**STATED TASK**
Images excluded, repeat each entry below exactly.

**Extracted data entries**
++++++++

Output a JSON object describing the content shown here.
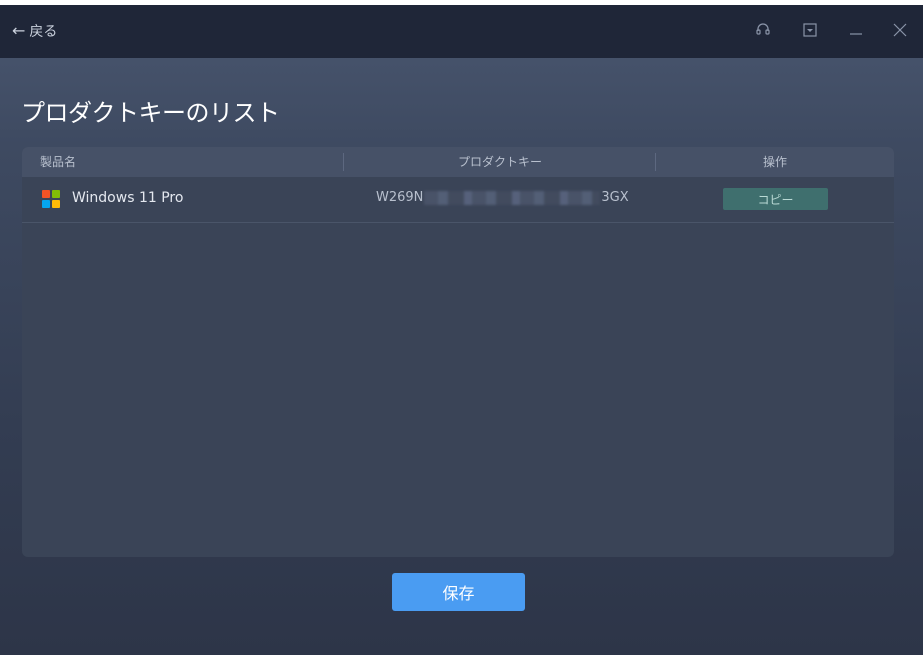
{
  "titlebar": {
    "back_label": "戻る",
    "icons": [
      "headset-icon",
      "minimize-to-tray-icon",
      "minimize-icon",
      "close-icon"
    ]
  },
  "page": {
    "title": "プロダクトキーのリスト"
  },
  "table": {
    "columns": [
      "製品名",
      "プロダクトキー",
      "操作"
    ],
    "rows": [
      {
        "product": "Windows 11 Pro",
        "key_start": "W269N",
        "key_end": "3GX",
        "action_label": "コピー"
      }
    ]
  },
  "footer": {
    "save_label": "保存"
  },
  "colors": {
    "accent": "#4a9cf2",
    "copy_button": "#3f6f6e",
    "titlebar": "#1f2638"
  }
}
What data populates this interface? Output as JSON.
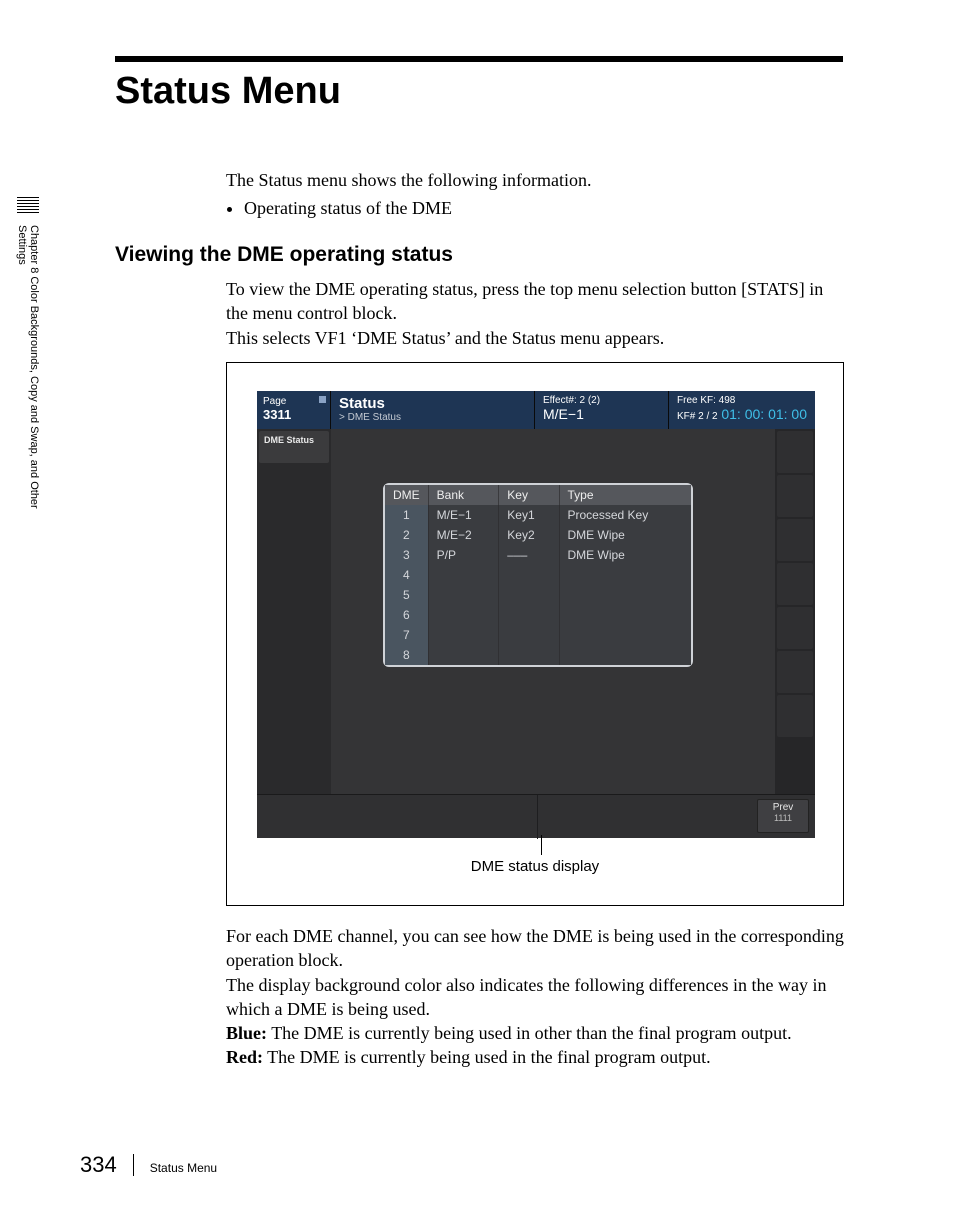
{
  "sidebar": {
    "chapter": "Chapter 8   Color Backgrounds, Copy and Swap, and Other Settings"
  },
  "title": "Status Menu",
  "intro": {
    "line": "The Status menu shows the following information.",
    "bullet1": "Operating status of the DME"
  },
  "h2": "Viewing the DME operating status",
  "para1": {
    "l1": "To view the DME operating status, press the top menu selection button [STATS] in the menu control block.",
    "l2": "This selects VF1 ‘DME Status’ and the Status menu appears."
  },
  "screen": {
    "page_label": "Page",
    "page_num": "3311",
    "menu_title": "Status",
    "breadcrumb": "> DME Status",
    "effect_label": "Effect#: 2 (2)",
    "me": "M/E−1",
    "kf_free": "Free KF: 498",
    "kf_pos": "KF# 2 / 2",
    "timecode": "01: 00: 01: 00",
    "tab1": "DME Status",
    "table": {
      "headers": {
        "c1": "DME",
        "c2": "Bank",
        "c3": "Key",
        "c4": "Type"
      },
      "rows": [
        {
          "dme": "1",
          "bank": "M/E−1",
          "key": "Key1",
          "type": "Processed Key"
        },
        {
          "dme": "2",
          "bank": "M/E−2",
          "key": "Key2",
          "type": "DME Wipe"
        },
        {
          "dme": "3",
          "bank": "P/P",
          "key": "–––",
          "type": "DME Wipe"
        },
        {
          "dme": "4",
          "bank": "",
          "key": "",
          "type": ""
        },
        {
          "dme": "5",
          "bank": "",
          "key": "",
          "type": ""
        },
        {
          "dme": "6",
          "bank": "",
          "key": "",
          "type": ""
        },
        {
          "dme": "7",
          "bank": "",
          "key": "",
          "type": ""
        },
        {
          "dme": "8",
          "bank": "",
          "key": "",
          "type": ""
        }
      ]
    },
    "prev_label": "Prev",
    "prev_num": "1111"
  },
  "fig_caption": "DME status display",
  "para2": {
    "l1": "For each DME channel, you can see how the DME is being used in the corresponding operation block.",
    "l2": "The display background color also indicates the following differences in the way in which a DME is being used.",
    "blue_label": "Blue:",
    "blue_text": " The DME is currently being used in other than the final program output.",
    "red_label": "Red:",
    "red_text": " The DME is currently being used in the final program output."
  },
  "footer": {
    "page": "334",
    "title": "Status Menu"
  }
}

++++++++

**FINISHED TASK**
Output a JSON object describing the content shown here.
{
  "titlebar": {
    "back_label": "戻る",
    "icons": [
      "headset-icon",
      "minimize-to-tray-icon",
      "minimize-icon",
      "close-icon"
    ]
  },
  "page": {
    "title": "プロダクトキーのリスト"
  },
  "table": {
    "columns": [
      "製品名",
      "プロダクトキー",
      "操作"
    ],
    "rows": [
      {
        "product": "Windows 11 Pro",
        "key_start": "W269N",
        "key_end": "3GX",
        "action_label": "コピー"
      }
    ]
  },
  "footer": {
    "save_label": "保存"
  },
  "colors": {
    "accent": "#4a9cf2",
    "copy_button": "#3f6f6e",
    "titlebar": "#1f2638"
  }
}
What data populates this interface? Output as JSON.
{
  "sidebar": {
    "chapter": "Chapter 8   Color Backgrounds, Copy and Swap, and Other Settings"
  },
  "title": "Status Menu",
  "intro": {
    "line": "The Status menu shows the following information.",
    "bullet1": "Operating status of the DME"
  },
  "h2": "Viewing the DME operating status",
  "para1": {
    "l1": "To view the DME operating status, press the top menu selection button [STATS] in the menu control block.",
    "l2": "This selects VF1 ‘DME Status’ and the Status menu appears."
  },
  "screen": {
    "page_label": "Page",
    "page_num": "3311",
    "menu_title": "Status",
    "breadcrumb": "> DME Status",
    "effect_label": "Effect#: 2 (2)",
    "me": "M/E−1",
    "kf_free": "Free KF: 498",
    "kf_pos": "KF# 2 / 2",
    "timecode": "01: 00: 01: 00",
    "tab1": "DME Status",
    "table": {
      "headers": {
        "c1": "DME",
        "c2": "Bank",
        "c3": "Key",
        "c4": "Type"
      },
      "rows": [
        {
          "dme": "1",
          "bank": "M/E−1",
          "key": "Key1",
          "type": "Processed Key"
        },
        {
          "dme": "2",
          "bank": "M/E−2",
          "key": "Key2",
          "type": "DME Wipe"
        },
        {
          "dme": "3",
          "bank": "P/P",
          "key": "–––",
          "type": "DME Wipe"
        },
        {
          "dme": "4",
          "bank": "",
          "key": "",
          "type": ""
        },
        {
          "dme": "5",
          "bank": "",
          "key": "",
          "type": ""
        },
        {
          "dme": "6",
          "bank": "",
          "key": "",
          "type": ""
        },
        {
          "dme": "7",
          "bank": "",
          "key": "",
          "type": ""
        },
        {
          "dme": "8",
          "bank": "",
          "key": "",
          "type": ""
        }
      ]
    },
    "prev_label": "Prev",
    "prev_num": "1111"
  },
  "fig_caption": "DME status display",
  "para2": {
    "l1": "For each DME channel, you can see how the DME is being used in the corresponding operation block.",
    "l2": "The display background color also indicates the following differences in the way in which a DME is being used.",
    "blue_label": "Blue:",
    "blue_text": " The DME is currently being used in other than the final program output.",
    "red_label": "Red:",
    "red_text": " The DME is currently being used in the final program output."
  },
  "footer": {
    "page": "334",
    "title": "Status Menu"
  }
}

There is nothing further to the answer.